**Input records**

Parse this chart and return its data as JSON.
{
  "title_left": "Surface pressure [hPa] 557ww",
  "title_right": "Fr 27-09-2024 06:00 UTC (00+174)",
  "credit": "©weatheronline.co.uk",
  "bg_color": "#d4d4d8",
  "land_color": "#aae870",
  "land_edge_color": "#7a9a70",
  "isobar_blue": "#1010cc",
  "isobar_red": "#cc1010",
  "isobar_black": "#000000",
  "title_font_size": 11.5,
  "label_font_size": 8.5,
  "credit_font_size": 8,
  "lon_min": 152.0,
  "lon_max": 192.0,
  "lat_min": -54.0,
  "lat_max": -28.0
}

* * *

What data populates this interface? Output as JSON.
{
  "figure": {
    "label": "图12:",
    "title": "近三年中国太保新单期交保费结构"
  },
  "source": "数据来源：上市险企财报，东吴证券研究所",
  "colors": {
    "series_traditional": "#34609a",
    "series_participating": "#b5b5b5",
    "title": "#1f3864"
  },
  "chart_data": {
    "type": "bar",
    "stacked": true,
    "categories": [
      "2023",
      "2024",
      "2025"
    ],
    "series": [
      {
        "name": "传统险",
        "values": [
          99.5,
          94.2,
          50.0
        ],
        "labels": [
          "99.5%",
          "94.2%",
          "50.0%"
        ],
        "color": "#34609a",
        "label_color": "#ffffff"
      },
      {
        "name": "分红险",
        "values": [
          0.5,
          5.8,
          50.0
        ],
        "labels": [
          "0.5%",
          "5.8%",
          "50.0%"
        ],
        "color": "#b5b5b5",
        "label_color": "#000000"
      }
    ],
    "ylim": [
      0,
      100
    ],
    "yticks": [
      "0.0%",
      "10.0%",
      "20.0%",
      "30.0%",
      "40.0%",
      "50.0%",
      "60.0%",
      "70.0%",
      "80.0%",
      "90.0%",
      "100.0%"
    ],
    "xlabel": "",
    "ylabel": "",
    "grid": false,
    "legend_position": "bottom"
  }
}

**Written task**
Check every line of the data, and copy the ones that contain "JSON".

**Answer for the task**
Parse this chart and return its data as JSON.
What data populates this interface? Output as JSON.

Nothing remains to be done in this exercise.